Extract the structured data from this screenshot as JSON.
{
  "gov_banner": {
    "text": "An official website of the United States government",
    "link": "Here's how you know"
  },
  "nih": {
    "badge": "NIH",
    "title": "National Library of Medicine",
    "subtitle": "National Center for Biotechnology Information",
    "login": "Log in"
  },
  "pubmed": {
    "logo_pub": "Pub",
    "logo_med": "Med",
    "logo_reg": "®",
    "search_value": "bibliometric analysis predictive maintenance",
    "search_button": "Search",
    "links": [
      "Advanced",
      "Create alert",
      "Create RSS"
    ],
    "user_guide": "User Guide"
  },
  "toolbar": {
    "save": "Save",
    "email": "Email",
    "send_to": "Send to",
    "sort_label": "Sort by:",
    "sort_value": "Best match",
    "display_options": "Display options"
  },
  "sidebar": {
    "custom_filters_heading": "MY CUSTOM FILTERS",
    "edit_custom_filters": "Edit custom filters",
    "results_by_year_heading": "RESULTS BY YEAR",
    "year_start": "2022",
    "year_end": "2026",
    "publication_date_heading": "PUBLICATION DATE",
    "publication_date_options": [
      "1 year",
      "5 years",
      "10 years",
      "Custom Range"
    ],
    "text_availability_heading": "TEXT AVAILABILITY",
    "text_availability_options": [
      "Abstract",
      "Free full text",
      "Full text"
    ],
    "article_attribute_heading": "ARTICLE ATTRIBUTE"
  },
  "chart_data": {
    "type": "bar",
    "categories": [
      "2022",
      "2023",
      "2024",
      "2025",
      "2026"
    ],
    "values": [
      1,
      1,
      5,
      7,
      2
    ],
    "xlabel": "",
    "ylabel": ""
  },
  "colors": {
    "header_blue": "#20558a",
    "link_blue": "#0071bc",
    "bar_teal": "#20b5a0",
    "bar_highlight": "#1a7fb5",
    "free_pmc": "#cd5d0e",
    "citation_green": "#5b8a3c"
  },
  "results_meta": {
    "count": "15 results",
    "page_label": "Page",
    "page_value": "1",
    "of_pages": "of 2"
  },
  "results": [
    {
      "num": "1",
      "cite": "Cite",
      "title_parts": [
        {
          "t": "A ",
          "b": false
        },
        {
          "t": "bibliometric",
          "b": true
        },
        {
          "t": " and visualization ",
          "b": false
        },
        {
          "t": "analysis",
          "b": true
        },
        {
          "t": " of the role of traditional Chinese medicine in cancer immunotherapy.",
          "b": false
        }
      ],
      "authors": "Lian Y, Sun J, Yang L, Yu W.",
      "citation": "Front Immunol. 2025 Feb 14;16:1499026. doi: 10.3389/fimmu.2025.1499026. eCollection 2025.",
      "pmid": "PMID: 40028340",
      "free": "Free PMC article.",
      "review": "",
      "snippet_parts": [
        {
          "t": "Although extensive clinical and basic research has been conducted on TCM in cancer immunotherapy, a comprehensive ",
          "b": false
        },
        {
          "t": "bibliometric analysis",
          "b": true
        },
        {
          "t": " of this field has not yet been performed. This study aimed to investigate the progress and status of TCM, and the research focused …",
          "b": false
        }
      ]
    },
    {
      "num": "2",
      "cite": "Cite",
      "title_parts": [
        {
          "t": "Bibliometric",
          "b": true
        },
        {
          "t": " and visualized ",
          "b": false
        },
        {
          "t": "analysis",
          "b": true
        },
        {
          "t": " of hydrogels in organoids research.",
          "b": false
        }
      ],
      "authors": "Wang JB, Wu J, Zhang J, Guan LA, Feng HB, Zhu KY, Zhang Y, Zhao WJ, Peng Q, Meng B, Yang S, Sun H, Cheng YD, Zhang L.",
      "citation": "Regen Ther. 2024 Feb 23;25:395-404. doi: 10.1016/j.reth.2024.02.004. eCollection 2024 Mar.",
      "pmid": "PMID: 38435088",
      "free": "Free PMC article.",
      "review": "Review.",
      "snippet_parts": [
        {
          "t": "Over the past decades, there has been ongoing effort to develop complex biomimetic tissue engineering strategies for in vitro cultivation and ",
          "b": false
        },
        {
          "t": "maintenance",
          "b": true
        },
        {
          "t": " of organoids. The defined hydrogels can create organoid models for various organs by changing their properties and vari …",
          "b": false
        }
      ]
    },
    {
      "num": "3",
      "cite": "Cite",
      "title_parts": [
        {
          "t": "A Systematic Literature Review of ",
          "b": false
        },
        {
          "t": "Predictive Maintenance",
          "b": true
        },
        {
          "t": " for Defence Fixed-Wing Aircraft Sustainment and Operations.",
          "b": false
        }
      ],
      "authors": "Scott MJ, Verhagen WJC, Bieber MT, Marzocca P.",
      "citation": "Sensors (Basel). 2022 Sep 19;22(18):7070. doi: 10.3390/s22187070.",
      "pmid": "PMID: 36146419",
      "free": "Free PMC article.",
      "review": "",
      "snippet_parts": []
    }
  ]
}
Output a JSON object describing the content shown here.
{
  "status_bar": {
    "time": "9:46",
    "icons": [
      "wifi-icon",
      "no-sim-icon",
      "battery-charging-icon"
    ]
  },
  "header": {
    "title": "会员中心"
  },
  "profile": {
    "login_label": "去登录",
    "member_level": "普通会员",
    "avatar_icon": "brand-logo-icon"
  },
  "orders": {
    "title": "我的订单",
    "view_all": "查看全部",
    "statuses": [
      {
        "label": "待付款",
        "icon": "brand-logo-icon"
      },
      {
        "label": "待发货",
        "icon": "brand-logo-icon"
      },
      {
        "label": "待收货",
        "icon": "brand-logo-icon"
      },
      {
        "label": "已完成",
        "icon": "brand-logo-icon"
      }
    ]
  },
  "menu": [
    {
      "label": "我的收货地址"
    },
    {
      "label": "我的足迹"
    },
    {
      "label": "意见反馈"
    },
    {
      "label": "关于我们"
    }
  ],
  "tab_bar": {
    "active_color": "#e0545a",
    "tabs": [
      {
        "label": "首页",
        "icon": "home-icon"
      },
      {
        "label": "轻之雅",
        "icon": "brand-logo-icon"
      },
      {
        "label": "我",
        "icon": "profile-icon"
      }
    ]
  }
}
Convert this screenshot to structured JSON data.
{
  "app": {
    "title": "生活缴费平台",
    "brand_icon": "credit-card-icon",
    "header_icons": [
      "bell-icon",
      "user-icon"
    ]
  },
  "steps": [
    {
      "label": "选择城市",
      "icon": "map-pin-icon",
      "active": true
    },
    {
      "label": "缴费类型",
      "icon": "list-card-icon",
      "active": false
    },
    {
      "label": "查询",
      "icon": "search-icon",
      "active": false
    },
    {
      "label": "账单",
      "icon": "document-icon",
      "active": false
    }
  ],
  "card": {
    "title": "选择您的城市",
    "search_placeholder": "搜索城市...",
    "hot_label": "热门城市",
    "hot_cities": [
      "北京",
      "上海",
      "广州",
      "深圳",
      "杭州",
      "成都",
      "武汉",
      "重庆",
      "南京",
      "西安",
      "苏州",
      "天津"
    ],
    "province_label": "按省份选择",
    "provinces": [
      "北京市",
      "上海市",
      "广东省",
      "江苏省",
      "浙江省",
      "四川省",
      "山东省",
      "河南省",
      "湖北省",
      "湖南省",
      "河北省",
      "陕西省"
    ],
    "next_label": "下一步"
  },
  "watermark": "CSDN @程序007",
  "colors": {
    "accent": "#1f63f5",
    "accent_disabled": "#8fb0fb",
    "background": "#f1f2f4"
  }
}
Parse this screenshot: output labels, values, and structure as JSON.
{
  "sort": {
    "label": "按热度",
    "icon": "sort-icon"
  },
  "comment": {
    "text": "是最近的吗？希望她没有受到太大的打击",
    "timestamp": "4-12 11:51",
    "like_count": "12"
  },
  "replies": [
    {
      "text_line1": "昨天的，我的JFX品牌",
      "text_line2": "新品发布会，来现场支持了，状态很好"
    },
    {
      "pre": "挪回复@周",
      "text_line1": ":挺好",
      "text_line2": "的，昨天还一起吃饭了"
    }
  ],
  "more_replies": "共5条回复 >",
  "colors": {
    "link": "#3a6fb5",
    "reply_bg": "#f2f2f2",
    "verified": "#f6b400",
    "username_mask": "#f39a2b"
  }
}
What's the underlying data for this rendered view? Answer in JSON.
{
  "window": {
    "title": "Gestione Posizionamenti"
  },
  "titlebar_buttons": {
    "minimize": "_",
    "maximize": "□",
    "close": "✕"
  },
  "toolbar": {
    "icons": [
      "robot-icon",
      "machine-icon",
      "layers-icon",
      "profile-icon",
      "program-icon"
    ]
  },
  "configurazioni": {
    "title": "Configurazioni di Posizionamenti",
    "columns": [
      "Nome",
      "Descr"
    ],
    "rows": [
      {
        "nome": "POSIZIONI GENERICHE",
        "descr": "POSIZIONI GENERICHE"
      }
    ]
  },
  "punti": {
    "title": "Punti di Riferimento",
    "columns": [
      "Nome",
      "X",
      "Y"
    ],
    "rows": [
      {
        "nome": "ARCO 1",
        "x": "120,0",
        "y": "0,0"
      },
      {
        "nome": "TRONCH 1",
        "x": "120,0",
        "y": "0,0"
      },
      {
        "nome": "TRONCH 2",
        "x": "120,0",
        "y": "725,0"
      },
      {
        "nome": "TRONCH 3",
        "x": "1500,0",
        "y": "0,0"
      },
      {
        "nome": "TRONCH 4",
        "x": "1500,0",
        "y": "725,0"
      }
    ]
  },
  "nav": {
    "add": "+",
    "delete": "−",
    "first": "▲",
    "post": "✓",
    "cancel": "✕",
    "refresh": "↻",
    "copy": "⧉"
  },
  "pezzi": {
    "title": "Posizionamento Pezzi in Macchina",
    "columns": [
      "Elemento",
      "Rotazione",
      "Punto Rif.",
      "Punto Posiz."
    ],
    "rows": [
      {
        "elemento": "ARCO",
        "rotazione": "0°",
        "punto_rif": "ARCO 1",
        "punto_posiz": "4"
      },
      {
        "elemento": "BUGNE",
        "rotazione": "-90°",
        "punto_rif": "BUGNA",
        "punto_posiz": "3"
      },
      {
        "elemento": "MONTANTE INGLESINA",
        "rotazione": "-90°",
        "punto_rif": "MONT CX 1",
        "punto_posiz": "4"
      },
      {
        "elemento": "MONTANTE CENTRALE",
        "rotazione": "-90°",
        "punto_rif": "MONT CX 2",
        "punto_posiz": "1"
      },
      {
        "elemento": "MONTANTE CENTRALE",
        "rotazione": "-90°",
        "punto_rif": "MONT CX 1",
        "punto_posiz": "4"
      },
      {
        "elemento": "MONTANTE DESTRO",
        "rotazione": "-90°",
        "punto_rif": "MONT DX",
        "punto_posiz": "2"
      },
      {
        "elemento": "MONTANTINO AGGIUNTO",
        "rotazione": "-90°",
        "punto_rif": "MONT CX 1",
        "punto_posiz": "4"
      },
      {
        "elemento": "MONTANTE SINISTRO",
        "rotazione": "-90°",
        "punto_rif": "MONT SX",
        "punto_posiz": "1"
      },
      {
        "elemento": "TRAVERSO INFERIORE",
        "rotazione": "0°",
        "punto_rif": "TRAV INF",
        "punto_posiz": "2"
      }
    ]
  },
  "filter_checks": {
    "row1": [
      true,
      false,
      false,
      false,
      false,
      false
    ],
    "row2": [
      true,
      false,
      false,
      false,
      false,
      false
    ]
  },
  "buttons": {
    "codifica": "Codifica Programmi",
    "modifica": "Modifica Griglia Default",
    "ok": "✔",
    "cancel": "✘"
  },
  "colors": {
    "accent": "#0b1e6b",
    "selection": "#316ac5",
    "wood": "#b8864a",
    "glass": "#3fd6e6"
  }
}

..........

* _What is needed_
Your task is to list each line of the records with the word "cancer".

* _Result of the exercise_
          "t": " of the role of traditional Chinese medicine in cancer immunotherapy.",
          "t": "Although extensive clinical and basic research has been conducted on TCM in cancer immunotherapy, a comprehensive ",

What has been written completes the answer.